WHAT IS REQUIRED
Give a verbatim copy of the lines below, minus the pictures.

THE DATA
>> Start
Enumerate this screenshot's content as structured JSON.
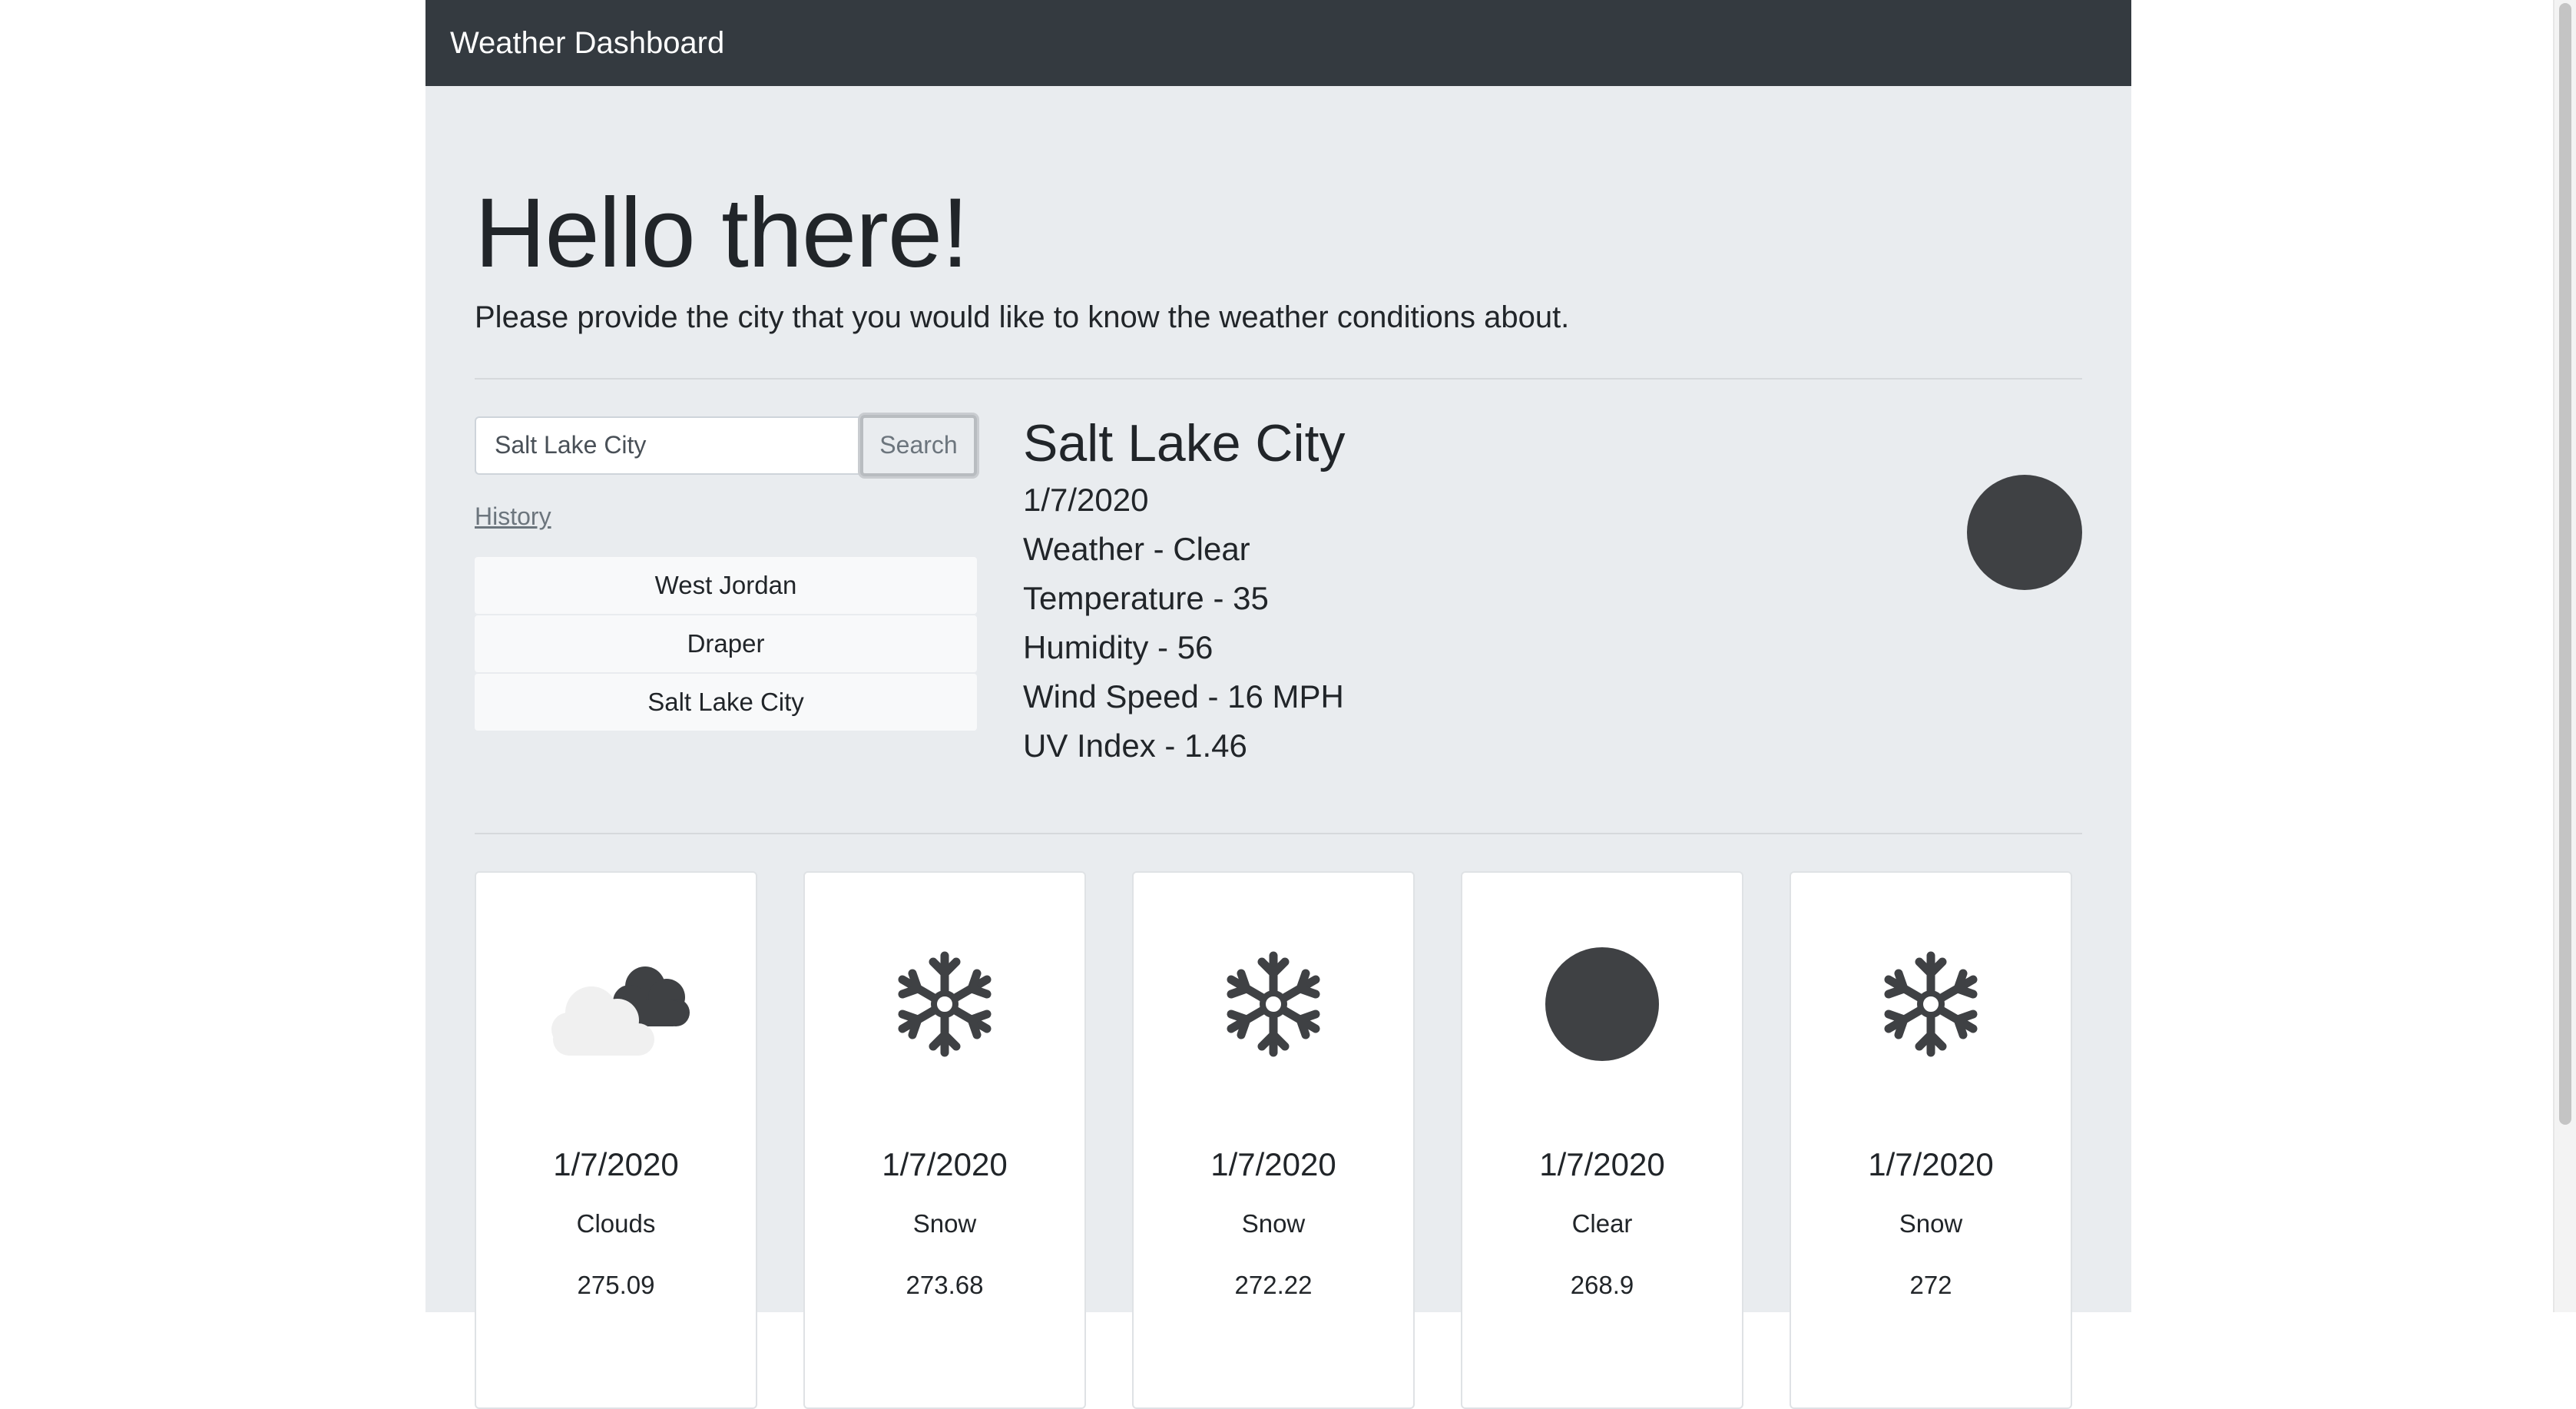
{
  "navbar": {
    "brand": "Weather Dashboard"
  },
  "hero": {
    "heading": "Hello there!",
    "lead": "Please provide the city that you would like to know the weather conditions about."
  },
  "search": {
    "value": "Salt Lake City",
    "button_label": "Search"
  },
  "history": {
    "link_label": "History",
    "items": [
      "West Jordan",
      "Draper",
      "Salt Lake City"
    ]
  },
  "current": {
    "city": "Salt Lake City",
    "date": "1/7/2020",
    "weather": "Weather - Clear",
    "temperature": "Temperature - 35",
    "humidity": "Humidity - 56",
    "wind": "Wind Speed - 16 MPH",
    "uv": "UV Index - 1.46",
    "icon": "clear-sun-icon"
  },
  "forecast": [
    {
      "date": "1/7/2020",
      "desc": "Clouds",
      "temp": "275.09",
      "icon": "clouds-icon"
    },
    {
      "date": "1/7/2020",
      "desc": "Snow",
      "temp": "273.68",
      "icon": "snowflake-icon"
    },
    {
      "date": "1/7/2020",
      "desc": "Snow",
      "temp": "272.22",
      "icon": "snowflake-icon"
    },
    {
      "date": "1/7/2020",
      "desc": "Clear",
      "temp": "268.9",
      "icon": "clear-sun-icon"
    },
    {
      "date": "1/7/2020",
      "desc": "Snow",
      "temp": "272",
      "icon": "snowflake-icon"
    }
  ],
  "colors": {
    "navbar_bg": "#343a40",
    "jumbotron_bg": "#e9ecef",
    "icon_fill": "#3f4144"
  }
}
>> End
COMPLETED TASK
Enumerate this screenshot's content as structured JSON.
{
  "navbar": {
    "brand": "Weather Dashboard"
  },
  "hero": {
    "heading": "Hello there!",
    "lead": "Please provide the city that you would like to know the weather conditions about."
  },
  "search": {
    "value": "Salt Lake City",
    "button_label": "Search"
  },
  "history": {
    "link_label": "History",
    "items": [
      "West Jordan",
      "Draper",
      "Salt Lake City"
    ]
  },
  "current": {
    "city": "Salt Lake City",
    "date": "1/7/2020",
    "weather": "Weather - Clear",
    "temperature": "Temperature - 35",
    "humidity": "Humidity - 56",
    "wind": "Wind Speed - 16 MPH",
    "uv": "UV Index - 1.46",
    "icon": "clear-sun-icon"
  },
  "forecast": [
    {
      "date": "1/7/2020",
      "desc": "Clouds",
      "temp": "275.09",
      "icon": "clouds-icon"
    },
    {
      "date": "1/7/2020",
      "desc": "Snow",
      "temp": "273.68",
      "icon": "snowflake-icon"
    },
    {
      "date": "1/7/2020",
      "desc": "Snow",
      "temp": "272.22",
      "icon": "snowflake-icon"
    },
    {
      "date": "1/7/2020",
      "desc": "Clear",
      "temp": "268.9",
      "icon": "clear-sun-icon"
    },
    {
      "date": "1/7/2020",
      "desc": "Snow",
      "temp": "272",
      "icon": "snowflake-icon"
    }
  ],
  "colors": {
    "navbar_bg": "#343a40",
    "jumbotron_bg": "#e9ecef",
    "icon_fill": "#3f4144"
  }
}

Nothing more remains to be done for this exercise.